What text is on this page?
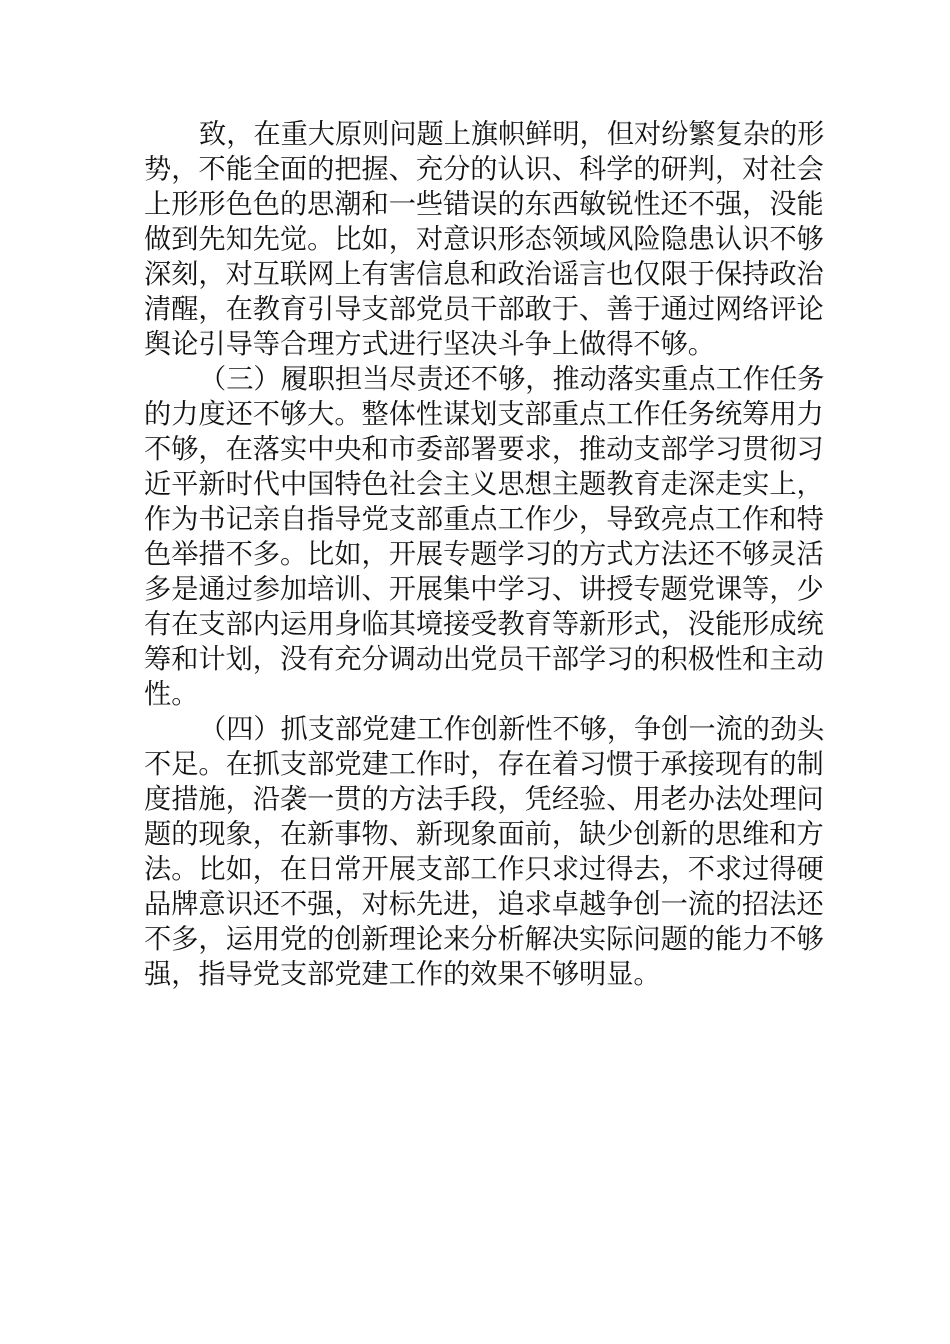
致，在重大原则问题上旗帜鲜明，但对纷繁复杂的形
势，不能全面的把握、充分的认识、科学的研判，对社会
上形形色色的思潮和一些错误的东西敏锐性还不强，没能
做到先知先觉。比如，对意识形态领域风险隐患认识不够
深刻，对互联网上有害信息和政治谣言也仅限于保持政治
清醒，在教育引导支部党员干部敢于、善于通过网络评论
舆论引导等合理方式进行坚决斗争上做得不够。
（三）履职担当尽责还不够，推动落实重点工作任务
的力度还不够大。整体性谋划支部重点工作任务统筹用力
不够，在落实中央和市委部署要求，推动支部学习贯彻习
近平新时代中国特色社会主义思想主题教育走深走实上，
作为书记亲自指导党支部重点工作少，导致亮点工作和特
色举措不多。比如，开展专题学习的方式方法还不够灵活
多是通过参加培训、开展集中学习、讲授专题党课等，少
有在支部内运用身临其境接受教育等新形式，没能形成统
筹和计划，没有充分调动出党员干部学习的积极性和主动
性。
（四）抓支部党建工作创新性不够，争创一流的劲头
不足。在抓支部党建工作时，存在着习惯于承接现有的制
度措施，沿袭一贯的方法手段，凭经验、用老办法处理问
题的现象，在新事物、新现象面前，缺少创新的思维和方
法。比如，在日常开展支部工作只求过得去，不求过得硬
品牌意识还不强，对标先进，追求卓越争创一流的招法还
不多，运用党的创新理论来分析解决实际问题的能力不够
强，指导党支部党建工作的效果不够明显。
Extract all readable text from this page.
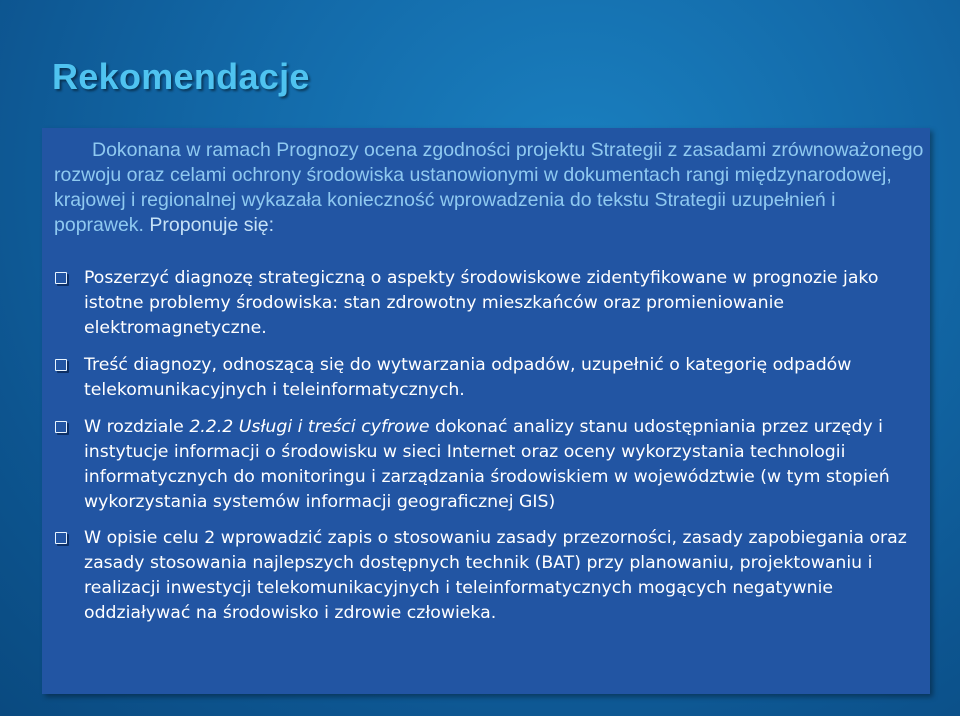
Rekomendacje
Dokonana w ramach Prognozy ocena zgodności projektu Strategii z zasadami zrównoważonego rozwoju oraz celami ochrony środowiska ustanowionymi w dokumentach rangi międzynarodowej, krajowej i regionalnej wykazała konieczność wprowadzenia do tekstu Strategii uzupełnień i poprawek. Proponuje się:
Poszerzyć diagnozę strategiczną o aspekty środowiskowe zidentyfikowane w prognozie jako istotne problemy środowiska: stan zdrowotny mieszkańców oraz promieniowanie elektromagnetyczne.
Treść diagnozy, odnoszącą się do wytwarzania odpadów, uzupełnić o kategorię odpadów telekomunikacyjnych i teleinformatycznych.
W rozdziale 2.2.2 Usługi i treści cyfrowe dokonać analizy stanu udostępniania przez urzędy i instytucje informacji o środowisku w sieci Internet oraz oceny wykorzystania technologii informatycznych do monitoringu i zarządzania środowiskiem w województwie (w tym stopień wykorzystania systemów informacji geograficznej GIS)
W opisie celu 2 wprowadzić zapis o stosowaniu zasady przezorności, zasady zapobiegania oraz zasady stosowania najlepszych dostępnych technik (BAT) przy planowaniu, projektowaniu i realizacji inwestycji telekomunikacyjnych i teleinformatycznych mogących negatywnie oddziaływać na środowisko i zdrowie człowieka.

### Exercise task
Out of the material above, gather each line where "this" appears.

### The output
What text is on this page?
Extract all readable text from this page.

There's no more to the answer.